TO BE DONE
Transcribe every entry word for word. Skip the pictures.

----

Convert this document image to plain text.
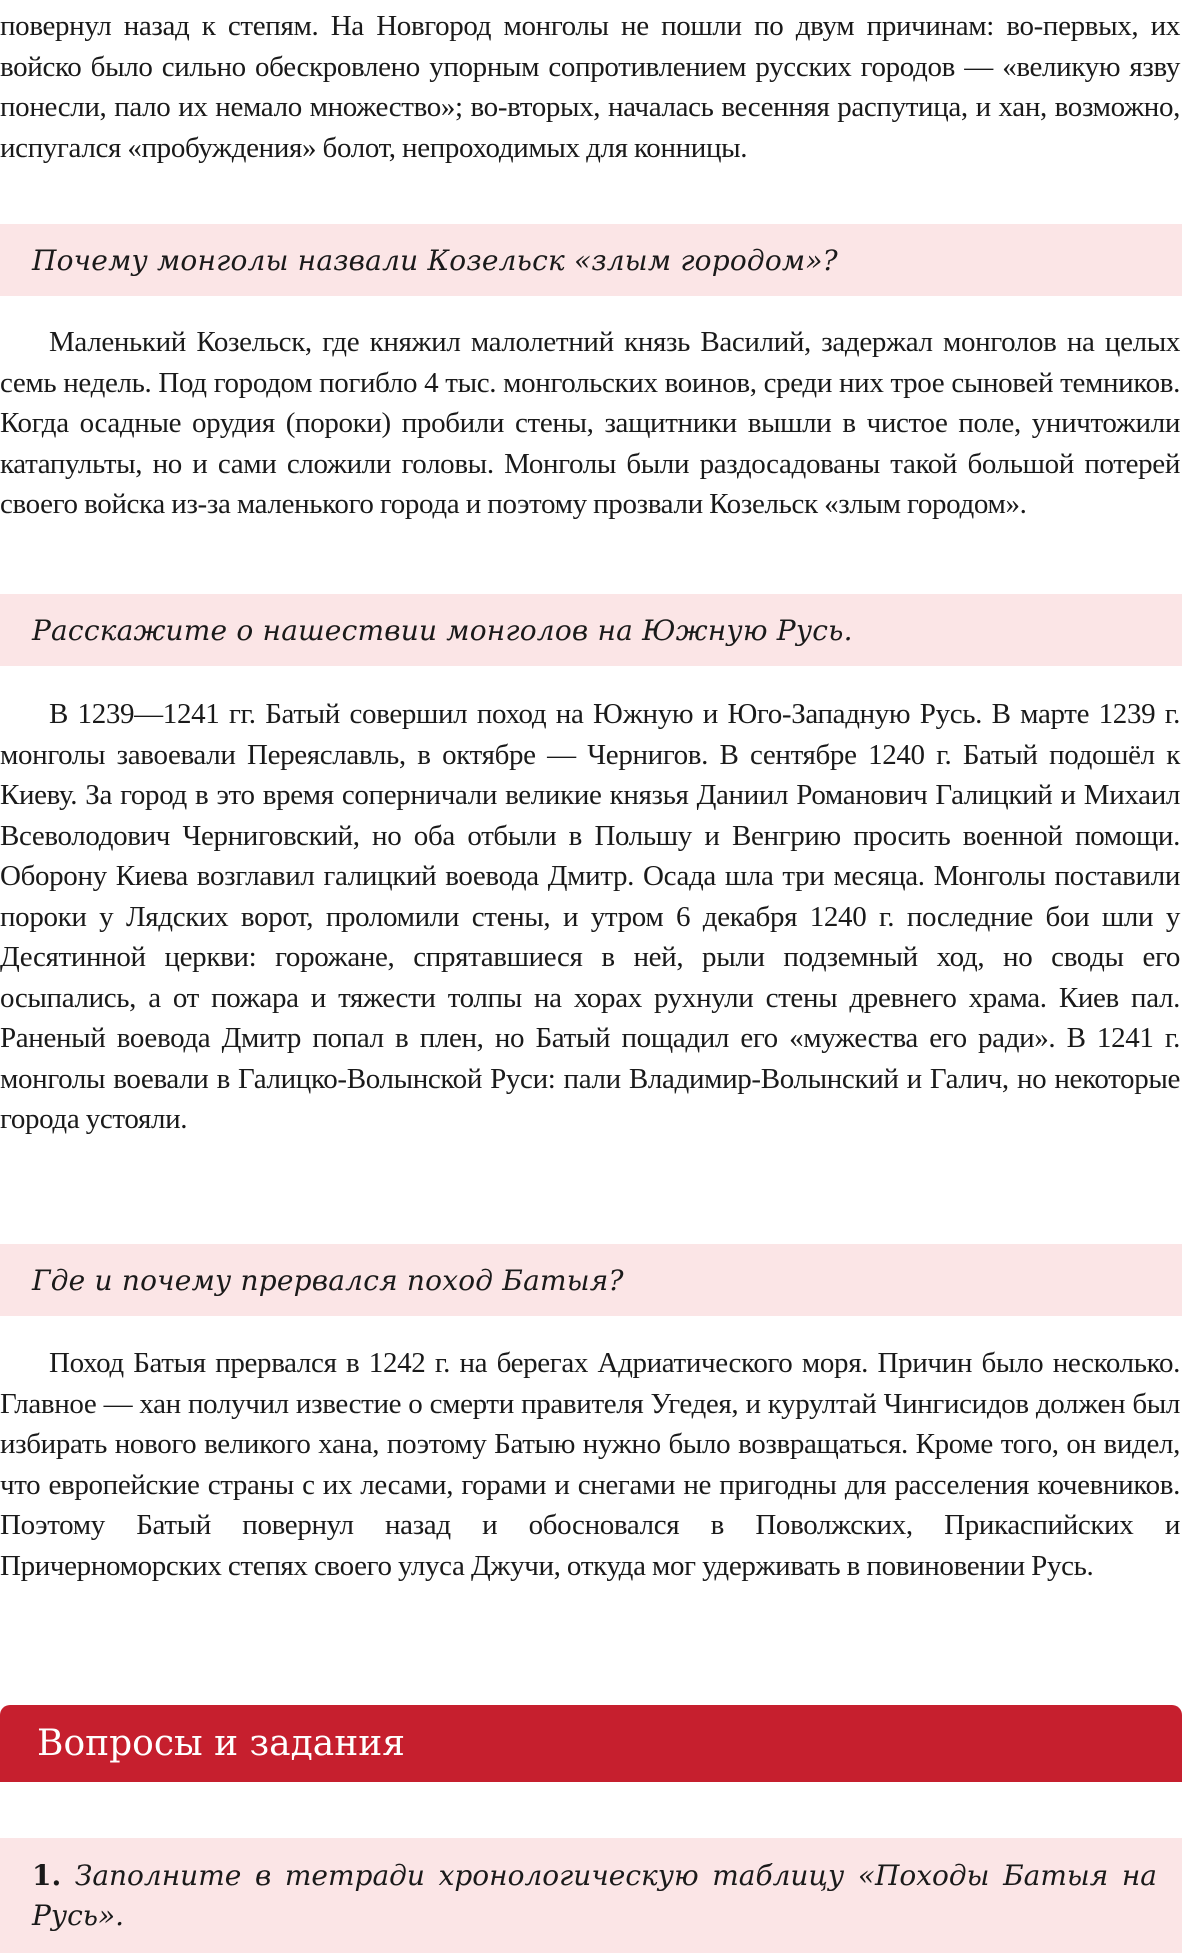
повернул назад к степям. На Новгород монголы не пошли по двум причинам: во-первых, их войско было сильно обескровлено упорным сопротивлением русских городов — «великую язву понесли, пало их немало множество»; во-вторых, началась весенняя распутица, и хан, возможно, испугался «пробуждения» болот, непроходимых для конницы.

Почему монголы назвали Козельск «злым городом»?

Маленький Козельск, где княжил малолетний князь Василий, задержал монголов на целых семь недель. Под городом погибло 4 тыс. монгольских воинов, среди них трое сыновей темников. Когда осадные орудия (пороки) пробили стены, защитники вышли в чистое поле, уничтожили катапульты, но и сами сложили головы. Монголы были раздосадованы такой большой потерей своего войска из-за маленького города и поэтому прозвали Козельск «злым городом».

Расскажите о нашествии монголов на Южную Русь.

В 1239—1241 гг. Батый совершил поход на Южную и Юго-Западную Русь. В марте 1239 г. монголы завоевали Переяславль, в октябре — Чернигов. В сентябре 1240 г. Батый подошёл к Киеву. За город в это время соперничали великие князья Даниил Романович Галицкий и Михаил Всеволодович Черниговский, но оба отбыли в Польшу и Венгрию просить военной помощи. Оборону Киева возглавил галицкий воевода Дмитр. Осада шла три месяца. Монголы поставили пороки у Лядских ворот, проломили стены, и утром 6 декабря 1240 г. последние бои шли у Десятинной церкви: горожане, спрятавшиеся в ней, рыли подземный ход, но своды его осыпались, а от пожара и тяжести толпы на хорах рухнули стены древнего храма. Киев пал. Раненый воевода Дмитр попал в плен, но Батый пощадил его «мужества его ради». В 1241 г. монголы воевали в Галицко-Волынской Руси: пали Владимир-Волынский и Галич, но некоторые города устояли.

Где и почему прервался поход Батыя?

Поход Батыя прервался в 1242 г. на берегах Адриатического моря. Причин было несколько. Главное — хан получил известие о смерти правителя Угедея, и курултай Чингисидов должен был избирать нового великого хана, поэтому Батыю нужно было возвращаться. Кроме того, он видел, что европейские страны с их лесами, горами и снегами не пригодны для расселения кочевников. Поэтому Батый повернул назад и обосновался в Поволжских, Прикаспийских и Причерноморских степях своего улуса Джучи, откуда мог удерживать в повиновении Русь.

Вопросы и задания

1. Заполните в тетради хронологическую таблицу «Походы Батыя на Русь».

----

RESULT OF THE TASK
Convert this document image to plain text.
повернул назад к степям. На Новгород монголы не пошли по двум причинам: во-первых, их войско было сильно обескровлено упорным сопротивлением русских городов — «великую язву понесли, пало их немало множество»; во-вторых, началась весенняя распутица, и хан, возможно, испугался «пробуждения» болот, непроходимых для конницы.

Почему монголы назвали Козельск «злым городом»?

Маленький Козельск, где княжил малолетний князь Василий, задержал монголов на целых семь недель. Под городом погибло 4 тыс. монгольских воинов, среди них трое сыновей темников. Когда осадные орудия (пороки) пробили стены, защитники вышли в чистое поле, уничтожили катапульты, но и сами сложили головы. Монголы были раздосадованы такой большой потерей своего войска из-за маленького города и поэтому прозвали Козельск «злым городом».

Расскажите о нашествии монголов на Южную Русь.

В 1239—1241 гг. Батый совершил поход на Южную и Юго-Западную Русь. В марте 1239 г. монголы завоевали Переяславль, в октябре — Чернигов. В сентябре 1240 г. Батый подошёл к Киеву. За город в это время соперничали великие князья Даниил Романович Галицкий и Михаил Всеволодович Черниговский, но оба отбыли в Польшу и Венгрию просить военной помощи. Оборону Киева возглавил галицкий воевода Дмитр. Осада шла три месяца. Монголы поставили пороки у Лядских ворот, проломили стены, и утром 6 декабря 1240 г. последние бои шли у Десятинной церкви: горожане, спрятавшиеся в ней, рыли подземный ход, но своды его осыпались, а от пожара и тяжести толпы на хорах рухнули стены древнего храма. Киев пал. Раненый воевода Дмитр попал в плен, но Батый пощадил его «мужества его ради». В 1241 г. монголы воевали в Галицко-Волынской Руси: пали Владимир-Волынский и Галич, но некоторые города устояли.

Где и почему прервался поход Батыя?

Поход Батыя прервался в 1242 г. на берегах Адриатического моря. Причин было несколько. Главное — хан получил известие о смерти правителя Угедея, и курултай Чингисидов должен был избирать нового великого хана, поэтому Батыю нужно было возвращаться. Кроме того, он видел, что европейские страны с их лесами, горами и снегами не пригодны для расселения кочевников. Поэтому Батый повернул назад и обосновался в Поволжских, Прикаспийских и Причерноморских степях своего улуса Джучи, откуда мог удерживать в повиновении Русь.

Вопросы и задания

1. Заполните в тетради хронологическую таблицу «Походы Батыя на Русь».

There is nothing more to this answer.